OBJECTIVE: Look through the records that follow. Copy every line containing the word "Marcos".

Some records:
>> BEGIN
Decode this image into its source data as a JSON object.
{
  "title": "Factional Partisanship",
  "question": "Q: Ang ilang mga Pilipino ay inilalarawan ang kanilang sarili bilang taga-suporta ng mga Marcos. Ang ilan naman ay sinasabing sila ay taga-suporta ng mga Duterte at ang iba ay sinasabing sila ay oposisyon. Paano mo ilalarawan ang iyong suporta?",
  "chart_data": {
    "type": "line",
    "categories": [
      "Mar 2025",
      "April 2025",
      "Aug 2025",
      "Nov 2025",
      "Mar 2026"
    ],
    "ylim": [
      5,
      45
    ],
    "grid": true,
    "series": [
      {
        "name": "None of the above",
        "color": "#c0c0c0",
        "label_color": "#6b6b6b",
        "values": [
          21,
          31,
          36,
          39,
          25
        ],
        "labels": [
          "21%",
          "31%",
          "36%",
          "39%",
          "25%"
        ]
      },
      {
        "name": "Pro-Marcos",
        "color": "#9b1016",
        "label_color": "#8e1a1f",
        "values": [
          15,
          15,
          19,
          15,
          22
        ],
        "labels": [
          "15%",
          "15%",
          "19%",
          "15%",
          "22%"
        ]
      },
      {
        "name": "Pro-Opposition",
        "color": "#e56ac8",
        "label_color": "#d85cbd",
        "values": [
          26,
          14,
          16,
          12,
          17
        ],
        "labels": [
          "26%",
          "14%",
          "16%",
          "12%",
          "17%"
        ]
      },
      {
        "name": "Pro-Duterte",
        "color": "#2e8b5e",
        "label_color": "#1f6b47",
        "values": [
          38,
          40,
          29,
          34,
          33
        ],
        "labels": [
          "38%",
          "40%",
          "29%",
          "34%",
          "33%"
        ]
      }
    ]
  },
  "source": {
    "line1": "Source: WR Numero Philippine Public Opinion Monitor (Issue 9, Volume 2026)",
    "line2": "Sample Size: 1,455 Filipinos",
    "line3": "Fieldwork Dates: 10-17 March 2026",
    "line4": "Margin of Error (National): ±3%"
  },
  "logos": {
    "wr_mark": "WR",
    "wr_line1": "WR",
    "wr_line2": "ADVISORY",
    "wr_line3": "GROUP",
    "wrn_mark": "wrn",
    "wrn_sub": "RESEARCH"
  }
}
>> END
RESPONSE FOR THIS EXERCISE:
  "question": "Q: Ang ilang mga Pilipino ay inilalarawan ang kanilang sarili bilang taga-suporta ng mga Marcos. Ang ilan naman ay sinasabing sila ay taga-suporta ng mga Duterte at ang iba ay sinasabing sila ay oposisyon. Paano mo ilalarawan ang iyong suporta?",
        "name": "Pro-Marcos",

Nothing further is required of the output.